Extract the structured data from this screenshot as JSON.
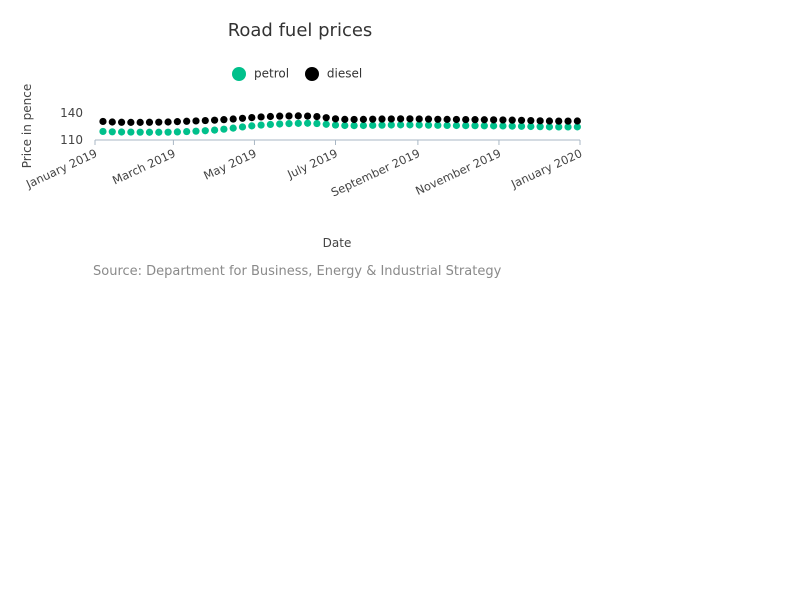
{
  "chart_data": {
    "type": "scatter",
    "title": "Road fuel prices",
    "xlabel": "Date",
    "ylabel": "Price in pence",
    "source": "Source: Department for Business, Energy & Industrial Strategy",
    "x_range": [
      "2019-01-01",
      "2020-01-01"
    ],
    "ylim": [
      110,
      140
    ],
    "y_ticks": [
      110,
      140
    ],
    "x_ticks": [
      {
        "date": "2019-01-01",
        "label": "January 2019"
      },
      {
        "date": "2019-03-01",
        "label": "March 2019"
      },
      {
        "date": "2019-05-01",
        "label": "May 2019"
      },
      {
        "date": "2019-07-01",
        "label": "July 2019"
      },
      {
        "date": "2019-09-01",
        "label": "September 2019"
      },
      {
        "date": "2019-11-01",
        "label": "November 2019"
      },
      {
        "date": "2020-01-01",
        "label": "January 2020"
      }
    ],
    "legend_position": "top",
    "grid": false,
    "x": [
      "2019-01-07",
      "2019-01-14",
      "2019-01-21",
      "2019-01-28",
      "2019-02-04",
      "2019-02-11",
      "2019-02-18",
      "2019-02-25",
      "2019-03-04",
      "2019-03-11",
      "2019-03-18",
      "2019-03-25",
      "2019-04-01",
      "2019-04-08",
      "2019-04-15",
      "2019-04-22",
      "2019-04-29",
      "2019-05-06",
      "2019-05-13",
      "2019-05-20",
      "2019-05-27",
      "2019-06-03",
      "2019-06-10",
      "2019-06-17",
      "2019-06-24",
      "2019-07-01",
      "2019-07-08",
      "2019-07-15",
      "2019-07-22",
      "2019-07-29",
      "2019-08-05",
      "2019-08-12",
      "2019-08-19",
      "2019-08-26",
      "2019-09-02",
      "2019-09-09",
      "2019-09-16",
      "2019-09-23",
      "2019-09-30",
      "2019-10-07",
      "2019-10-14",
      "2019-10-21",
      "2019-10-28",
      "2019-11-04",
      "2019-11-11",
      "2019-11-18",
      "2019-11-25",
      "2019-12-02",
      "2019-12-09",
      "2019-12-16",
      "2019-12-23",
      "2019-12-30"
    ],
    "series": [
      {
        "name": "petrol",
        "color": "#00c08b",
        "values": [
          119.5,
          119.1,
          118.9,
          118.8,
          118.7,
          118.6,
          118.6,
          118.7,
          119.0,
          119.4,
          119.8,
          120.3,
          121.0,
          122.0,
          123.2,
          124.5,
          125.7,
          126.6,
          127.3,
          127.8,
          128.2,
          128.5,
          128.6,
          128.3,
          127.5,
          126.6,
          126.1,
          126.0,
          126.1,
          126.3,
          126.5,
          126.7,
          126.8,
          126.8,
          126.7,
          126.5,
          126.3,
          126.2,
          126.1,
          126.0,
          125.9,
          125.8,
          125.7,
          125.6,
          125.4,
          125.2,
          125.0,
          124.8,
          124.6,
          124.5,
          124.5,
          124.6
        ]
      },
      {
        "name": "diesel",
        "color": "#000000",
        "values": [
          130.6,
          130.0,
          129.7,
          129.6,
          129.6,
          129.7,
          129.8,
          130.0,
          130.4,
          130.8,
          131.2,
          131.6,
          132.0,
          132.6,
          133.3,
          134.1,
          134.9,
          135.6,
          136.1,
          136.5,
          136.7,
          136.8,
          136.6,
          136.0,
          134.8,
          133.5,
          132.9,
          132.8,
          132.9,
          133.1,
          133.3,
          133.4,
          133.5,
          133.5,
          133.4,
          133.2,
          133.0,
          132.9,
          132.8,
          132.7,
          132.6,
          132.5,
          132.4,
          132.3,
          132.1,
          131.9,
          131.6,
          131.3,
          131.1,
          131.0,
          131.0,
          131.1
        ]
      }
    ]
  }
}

•••••

§ What is being asked: From the records above, copy every line that holds the word "January".

§ Finished exercise:
        "label": "January 2019"
        "label": "January 2020"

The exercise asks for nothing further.